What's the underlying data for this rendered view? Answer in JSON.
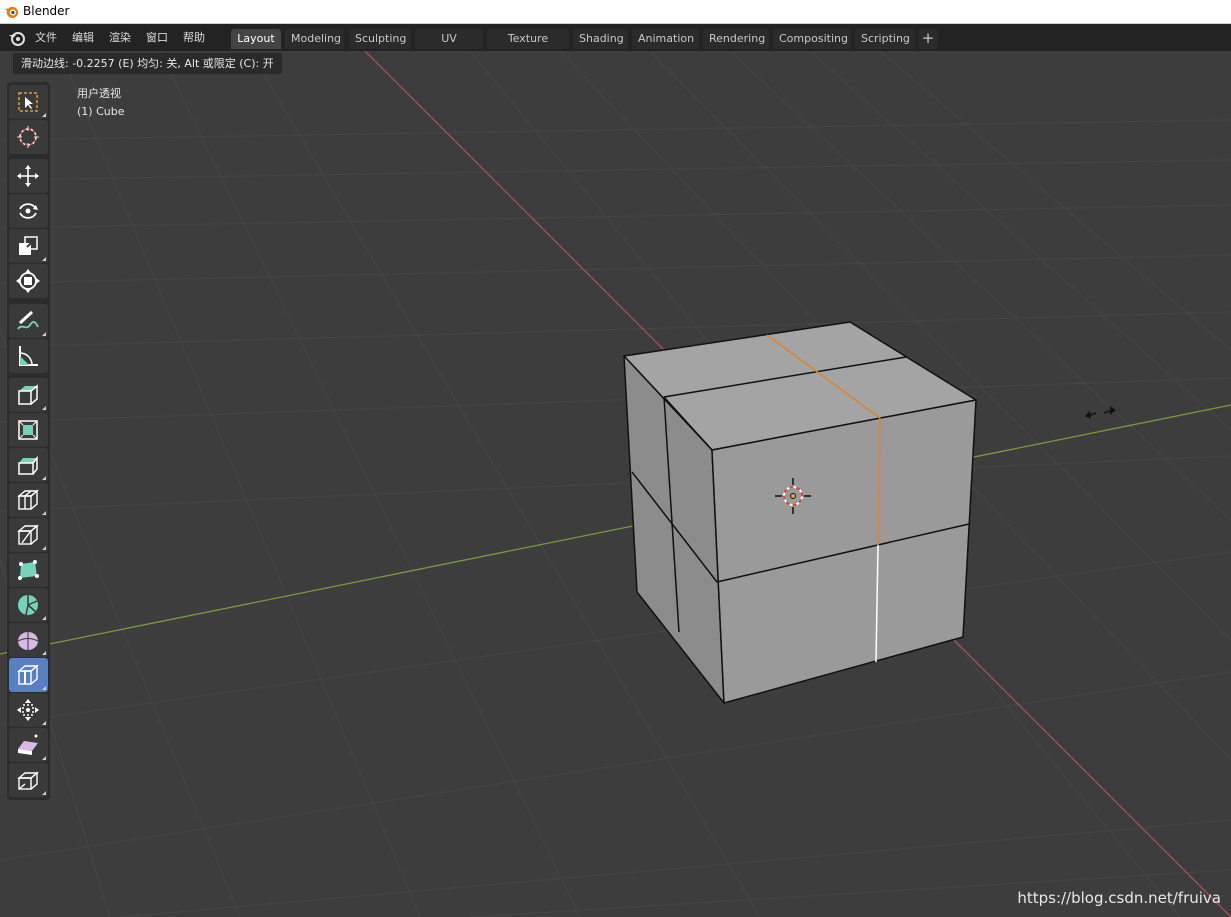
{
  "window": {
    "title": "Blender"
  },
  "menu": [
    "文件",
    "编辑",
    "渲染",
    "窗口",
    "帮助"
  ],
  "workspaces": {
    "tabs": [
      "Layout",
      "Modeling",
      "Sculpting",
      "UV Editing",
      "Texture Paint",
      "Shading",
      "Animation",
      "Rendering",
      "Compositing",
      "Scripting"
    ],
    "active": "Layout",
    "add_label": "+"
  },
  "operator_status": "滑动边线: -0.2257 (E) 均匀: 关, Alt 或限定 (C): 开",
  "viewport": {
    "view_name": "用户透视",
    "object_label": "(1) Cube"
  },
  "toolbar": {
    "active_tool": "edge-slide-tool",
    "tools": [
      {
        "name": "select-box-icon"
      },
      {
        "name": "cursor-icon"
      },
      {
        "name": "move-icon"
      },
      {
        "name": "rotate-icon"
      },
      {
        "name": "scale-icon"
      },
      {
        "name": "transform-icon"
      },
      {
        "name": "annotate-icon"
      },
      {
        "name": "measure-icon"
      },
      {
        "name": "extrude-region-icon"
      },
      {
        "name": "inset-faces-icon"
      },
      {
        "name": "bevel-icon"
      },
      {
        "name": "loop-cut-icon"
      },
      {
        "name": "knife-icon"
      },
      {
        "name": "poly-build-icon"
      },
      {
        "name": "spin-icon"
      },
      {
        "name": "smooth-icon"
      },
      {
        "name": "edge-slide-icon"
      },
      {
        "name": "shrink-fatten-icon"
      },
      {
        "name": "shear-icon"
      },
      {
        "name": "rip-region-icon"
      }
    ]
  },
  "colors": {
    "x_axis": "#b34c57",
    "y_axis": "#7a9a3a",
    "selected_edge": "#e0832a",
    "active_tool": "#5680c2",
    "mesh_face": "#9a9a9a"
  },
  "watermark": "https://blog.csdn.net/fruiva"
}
==========
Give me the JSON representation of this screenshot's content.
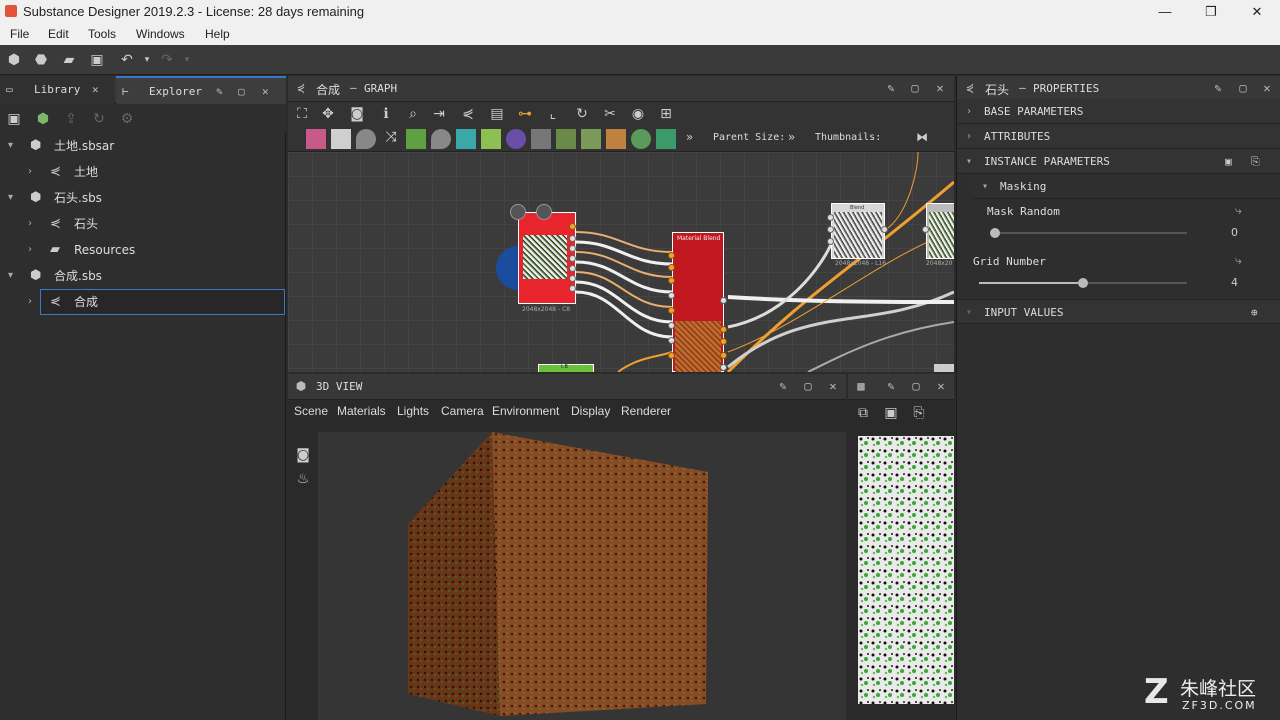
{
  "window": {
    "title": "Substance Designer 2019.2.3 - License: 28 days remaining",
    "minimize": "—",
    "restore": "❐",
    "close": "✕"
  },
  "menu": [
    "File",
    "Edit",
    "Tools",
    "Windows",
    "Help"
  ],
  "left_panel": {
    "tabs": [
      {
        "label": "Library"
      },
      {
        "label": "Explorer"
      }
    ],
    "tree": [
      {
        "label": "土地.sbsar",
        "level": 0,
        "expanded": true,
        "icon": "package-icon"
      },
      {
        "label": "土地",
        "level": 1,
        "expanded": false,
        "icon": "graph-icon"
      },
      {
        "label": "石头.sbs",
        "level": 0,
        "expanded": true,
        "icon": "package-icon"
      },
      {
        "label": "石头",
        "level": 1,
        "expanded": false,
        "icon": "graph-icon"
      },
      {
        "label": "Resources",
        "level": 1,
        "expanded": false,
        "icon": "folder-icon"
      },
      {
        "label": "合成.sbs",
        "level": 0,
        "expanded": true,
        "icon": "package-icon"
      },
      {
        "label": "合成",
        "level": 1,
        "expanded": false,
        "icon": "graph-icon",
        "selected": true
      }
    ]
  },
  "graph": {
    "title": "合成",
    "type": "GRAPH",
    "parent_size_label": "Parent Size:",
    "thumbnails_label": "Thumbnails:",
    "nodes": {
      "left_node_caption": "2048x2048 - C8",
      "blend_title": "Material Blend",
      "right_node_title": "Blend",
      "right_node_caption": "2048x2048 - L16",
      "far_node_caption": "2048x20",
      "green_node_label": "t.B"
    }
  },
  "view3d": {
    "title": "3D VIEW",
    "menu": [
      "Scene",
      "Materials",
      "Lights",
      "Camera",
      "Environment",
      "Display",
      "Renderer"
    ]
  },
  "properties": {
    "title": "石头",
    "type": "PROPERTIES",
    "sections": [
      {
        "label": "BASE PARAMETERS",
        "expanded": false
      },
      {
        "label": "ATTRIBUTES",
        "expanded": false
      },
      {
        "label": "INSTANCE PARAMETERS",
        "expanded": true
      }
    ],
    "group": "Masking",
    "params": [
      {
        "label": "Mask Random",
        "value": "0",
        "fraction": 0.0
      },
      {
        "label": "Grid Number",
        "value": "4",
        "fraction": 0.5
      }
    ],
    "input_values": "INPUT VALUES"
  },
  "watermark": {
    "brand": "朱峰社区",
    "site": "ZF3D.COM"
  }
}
==========
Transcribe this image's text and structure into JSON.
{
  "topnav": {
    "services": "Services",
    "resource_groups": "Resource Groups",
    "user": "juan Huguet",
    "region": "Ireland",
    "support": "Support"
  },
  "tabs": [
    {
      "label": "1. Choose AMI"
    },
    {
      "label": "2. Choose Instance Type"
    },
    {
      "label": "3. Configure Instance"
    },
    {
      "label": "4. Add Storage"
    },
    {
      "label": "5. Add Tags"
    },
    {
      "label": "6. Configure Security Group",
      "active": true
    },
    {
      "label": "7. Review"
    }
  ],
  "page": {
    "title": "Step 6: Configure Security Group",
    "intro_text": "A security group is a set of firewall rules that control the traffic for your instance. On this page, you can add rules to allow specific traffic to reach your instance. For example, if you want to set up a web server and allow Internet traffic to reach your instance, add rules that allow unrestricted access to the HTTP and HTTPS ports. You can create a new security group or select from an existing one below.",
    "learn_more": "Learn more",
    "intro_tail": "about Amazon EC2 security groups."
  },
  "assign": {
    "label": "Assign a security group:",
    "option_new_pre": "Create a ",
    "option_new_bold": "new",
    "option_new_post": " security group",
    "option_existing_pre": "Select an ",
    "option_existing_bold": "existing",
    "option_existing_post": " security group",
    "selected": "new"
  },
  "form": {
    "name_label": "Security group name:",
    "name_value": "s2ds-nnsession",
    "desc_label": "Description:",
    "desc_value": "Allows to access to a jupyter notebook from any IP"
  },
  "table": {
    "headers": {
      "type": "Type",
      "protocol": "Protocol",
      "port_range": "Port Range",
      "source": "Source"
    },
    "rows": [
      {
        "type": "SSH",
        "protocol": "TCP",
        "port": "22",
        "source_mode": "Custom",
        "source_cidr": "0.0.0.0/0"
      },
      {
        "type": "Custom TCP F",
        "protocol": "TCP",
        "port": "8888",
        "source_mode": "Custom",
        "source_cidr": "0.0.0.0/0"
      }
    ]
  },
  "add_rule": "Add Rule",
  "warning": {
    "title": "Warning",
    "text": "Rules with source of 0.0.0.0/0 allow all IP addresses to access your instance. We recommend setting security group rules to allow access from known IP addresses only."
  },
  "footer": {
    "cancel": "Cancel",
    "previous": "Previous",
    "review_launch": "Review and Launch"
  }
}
==========
Return every line in the listing that contains the word "region".

        "name": "extrude-region-icon"
        "name": "rip-region-icon"
    "region": "Ireland",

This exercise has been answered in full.